BRANO DI RIFERIMENTO:

Quelle virgolette sono però necessarie soprattutto perché la razionalità di Stalin aveva aspetti paranoici. Il despota che emerge dagli archivi è insomma una persona psichicamente malata. Ma anche quando raggiunge il suo picco la follia di Stalin resta una follia lucidamente razionale, che decide di sterminare «statisticamente» interi gruppi della popolazione in base a ragionamenti abbastanza sofisticati, di cui è in genere possibile ricostruire la logica e ai quali egli stesso fece riferimento in una lettera famosa, in cui scrisse che pensare doveva essere l’occupazione principale di chi deteneva il potere. Faccio solo due esempi. Quando nel 1932-1933 Stalin decise di sradicare il movimento contadino ucraino arrivò persino a organizzare la liquidazione dei cantastorie di villaggio, attirati con un concorso a premi, in modo da recidere anche quella radice della cultura contadina. E quando ritenne necessario spezzare i legami tra l’Unione Sovietica e la comunità internazionale arrivò a colpire anche i collezionisti di francobolli, in quanto portatori di un interesse per quel mondo esterno da cui si voleva isolare il paese. Follia, certo, ma una follia «logica», e che almeno sul breve periodo spesso conseguiva i risultati che si era posti: quando nel 1937 Stalin decise di fare di tutti i condannati a più di tre anni per reati comuni negli anni precedenti un obbiettivo delle operazioni di massa, perché una persona che era stata imprigionata non poteva che essere un oppositore potenziale, e perché le città sovietiche sarebbero così divenute più «sicure», ebbene tale maggiore sicurezza fu davvero raggiunta, e poi mantenuta con periodiche «pulizie» della popolazione urbana.
Siamo qui di nuovo di fronte al ruolo cruciale della personalità del despota in ogni dispotismo: come ha osservato Chlevnjuk, uno degli aspetti più sorprendenti di quella di Stalin era la sua tendenza ad affrontare qualunque problema che emergeva nel paese con l’applicazione sistematica di violenza a gruppi specifici e ben definiti in termini socioculturali, o nazionali, della popolazione. Questi gruppi e il trattamento che venne loro inflitto variarono nel corso del tempo in base alla situazione interna e internazionale e alle convinzioni personali di Stalin, ma molte delle sue politiche presentarono perciò caratteri «genocidi», tesi cioè a eliminare il problema attraverso l’eliminazione del gruppo al quale ne veniva imputata la responsabilità.
Il terrore staliniano ha perciò poco a che fare con il terrore come applicazione casuale di violenza tesa ad atomizzare la popolazione immaginato dai teorici del totalitarismo. Ma è in realtà tutta la loro elaborazione concettuale a mostrare la corda se applicata all’Urss dell’anteguerra, come dimostrano l’entità dell’opposizione, attiva e passiva, manifestata dalla stragrande maggioranza della popolazione contro le politiche del regime, l’impopolarità di quest’ultimo e del suo duce, la finzione dell’uomo nuovo, annegato nell’alcol, ecc. Le cose stanno invece altrimenti se pensiamo al totalitarismo come alla categoria che raggruppa gli Stati di tipo nuovo emersi in Europa dalla prima guerra mondiale, nel qual caso, naturalmente, l’Urss di Lenin e Stalin ne è a buon diritto forse il membro più importante.

DATI ARCHIVIATI:
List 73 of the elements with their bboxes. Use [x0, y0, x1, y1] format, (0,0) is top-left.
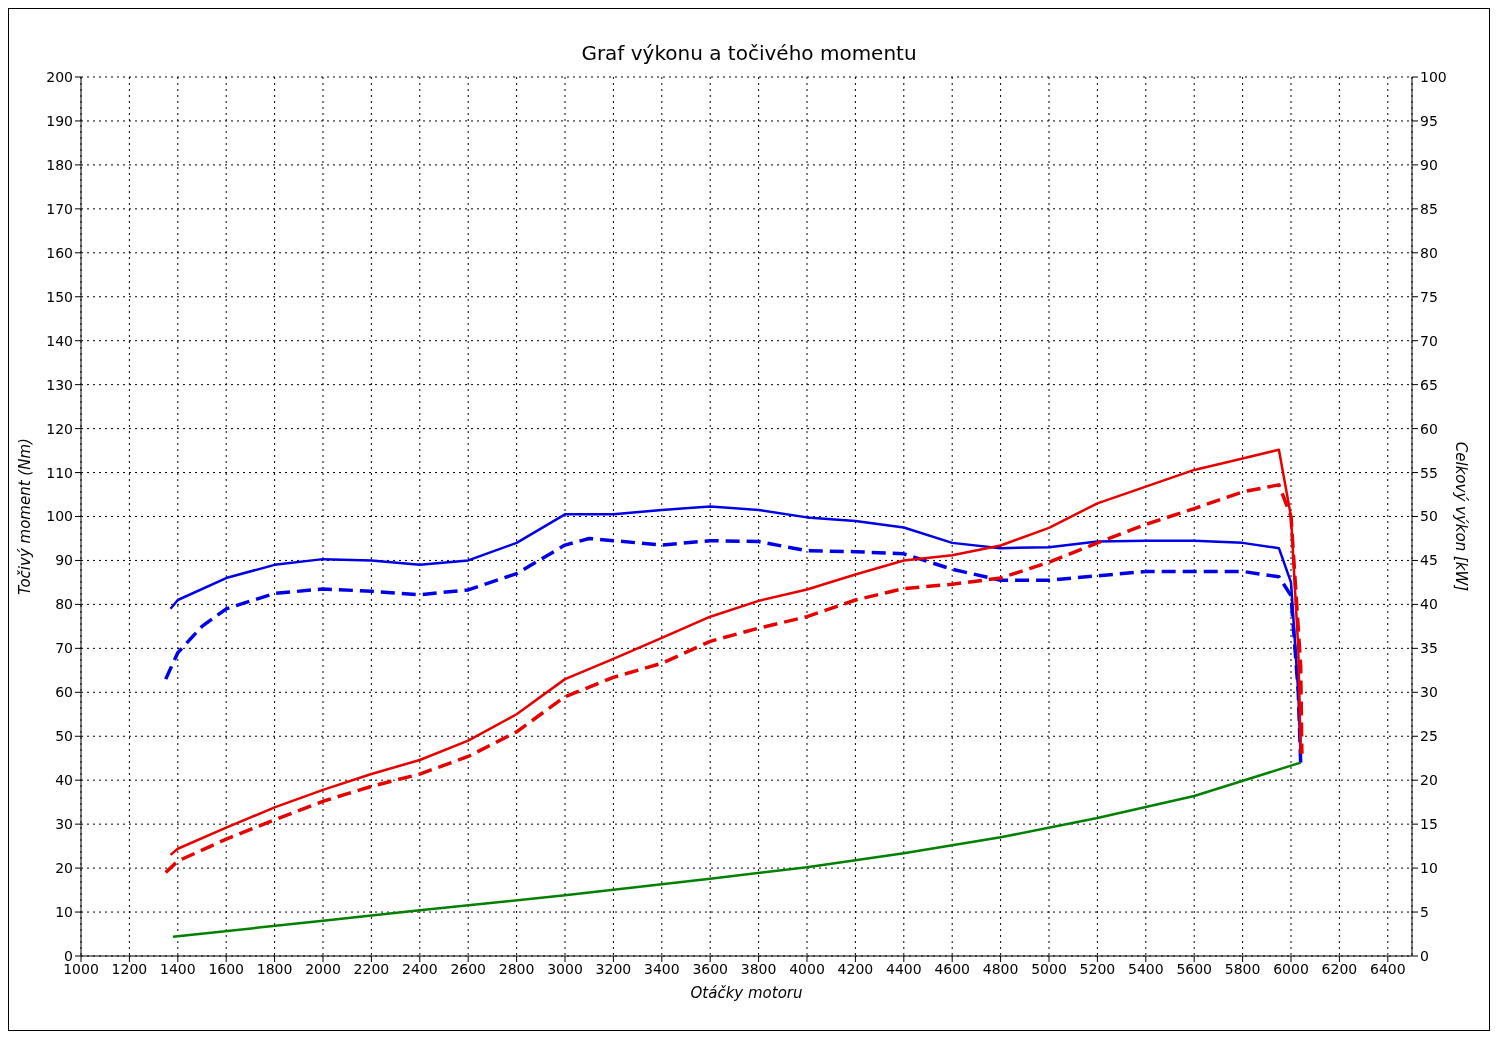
y2-tick-label: 60: [1420, 420, 1438, 437]
y2-tick-label: 45: [1420, 552, 1438, 569]
x-tick-label: 2800: [498, 960, 535, 977]
y-tick-label: 170: [46, 200, 73, 217]
y-tick-label: 70: [55, 640, 73, 657]
x-tick-label: 2200: [353, 960, 390, 977]
x-tick-label: 4600: [934, 960, 971, 977]
x-tick-label: 3200: [595, 960, 632, 977]
y2-tick-label: 35: [1420, 640, 1438, 657]
y-tick-label: 80: [55, 596, 73, 613]
y-tick-label: 160: [46, 244, 73, 261]
x-tick-label: 1400: [159, 960, 196, 977]
y-tick-label: 90: [55, 552, 73, 569]
y-tick-label: 60: [55, 684, 73, 701]
y-axis-title: Točivý moment (Nm): [16, 438, 35, 595]
y2-tick-label: 10: [1420, 860, 1438, 877]
y-tick-label: 200: [46, 68, 73, 85]
y-tick-label: 190: [46, 112, 73, 129]
y2-tick-label: 70: [1420, 332, 1438, 349]
chart-title: Graf výkonu a točivého momentu: [581, 41, 917, 65]
x-tick-label: 6200: [1321, 960, 1358, 977]
x-tick-label: 5600: [1176, 960, 1213, 977]
y2-tick-label: 5: [1420, 904, 1429, 921]
x-tick-label: 3600: [692, 960, 729, 977]
y2-tick-label: 55: [1420, 464, 1438, 481]
x-tick-label: 5800: [1224, 960, 1261, 977]
x-tick-label: 5000: [1031, 960, 1067, 977]
y2-tick-label: 0: [1420, 947, 1429, 964]
y-tick-label: 150: [46, 288, 73, 305]
x-tick-label: 4400: [885, 960, 922, 977]
y-tick-label: 130: [46, 376, 73, 393]
x-tick-label: 6400: [1369, 960, 1406, 977]
x-tick-label: 3800: [740, 960, 777, 977]
y2-axis-title: Celkový výkon [kW]: [1451, 441, 1470, 592]
x-tick-label: 1600: [208, 960, 245, 977]
y2-tick-label: 90: [1420, 156, 1438, 173]
y-tick-label: 120: [46, 420, 73, 437]
x-tick-label: 3400: [643, 960, 680, 977]
x-tick-label: 4800: [982, 960, 1019, 977]
y-tick-label: 50: [55, 728, 73, 745]
x-tick-label: 4000: [789, 960, 825, 977]
y-tick-label: 10: [55, 904, 73, 921]
y2-tick-label: 65: [1420, 376, 1438, 393]
y2-tick-label: 95: [1420, 112, 1438, 129]
y-tick-label: 180: [46, 156, 73, 173]
y2-tick-label: 20: [1420, 772, 1438, 789]
y-tick-label: 100: [46, 508, 73, 525]
y-tick-label: 40: [55, 772, 73, 789]
y2-tick-label: 15: [1420, 816, 1438, 833]
x-tick-label: 4200: [837, 960, 874, 977]
x-tick-label: 1800: [256, 960, 293, 977]
y2-tick-label: 25: [1420, 728, 1438, 745]
y2-tick-label: 75: [1420, 288, 1438, 305]
line-series: [171, 761, 1302, 938]
x-axis-title: Otáčky motoru: [690, 984, 803, 1002]
x-tick-label: 1200: [111, 960, 148, 977]
y2-tick-label: 40: [1420, 596, 1438, 613]
x-tick-label: 2600: [450, 960, 487, 977]
x-tick-label: 5200: [1079, 960, 1116, 977]
y-tick-label: 30: [55, 816, 73, 833]
x-tick-label: 2400: [401, 960, 438, 977]
y2-tick-label: 50: [1420, 508, 1438, 525]
y-tick-label: 110: [46, 464, 73, 481]
x-tick-label: 3000: [547, 960, 583, 977]
y-tick-label: 140: [46, 332, 73, 349]
y2-tick-label: 80: [1420, 244, 1438, 261]
y2-tick-label: 100: [1420, 68, 1447, 85]
y2-tick-label: 85: [1420, 200, 1438, 217]
y2-tick-label: 30: [1420, 684, 1438, 701]
y-tick-label: 20: [55, 860, 73, 877]
x-tick-label: 6000: [1273, 960, 1309, 977]
x-tick-label: 5400: [1127, 960, 1164, 977]
x-tick-label: 2000: [305, 960, 341, 977]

ESERCIZIO:
Puoi riscrivere il brano su Stalin tra "Il terrore staliniano" e "membro più importante.", estremi inclusi, sostituendo "prima guerra mondiale" con "Grande guerra"?

RISPOSTA SCRITTA:
Il terrore staliniano ha perciò poco a che fare con il terrore come applicazione casuale di violenza tesa ad atomizzare la popolazione immaginato dai teorici del totalitarismo. Ma è in realtà tutta la loro elaborazione concettuale a mostrare la corda se applicata all’Urss dell’anteguerra, come dimostrano l’entità dell’opposizione, attiva e passiva, manifestata dalla stragrande maggioranza della popolazione contro le politiche del regime, l’impopolarità di quest’ultimo e del suo duce, la finzione dell’uomo nuovo, annegato nell’alcol, ecc. Le cose stanno invece altrimenti se pensiamo al totalitarismo come alla categoria che raggruppa gli Stati di tipo nuovo emersi in Europa dalla Grande guerra, nel qual caso, naturalmente, l’Urss di Lenin e Stalin ne è a buon diritto forse il membro più importante.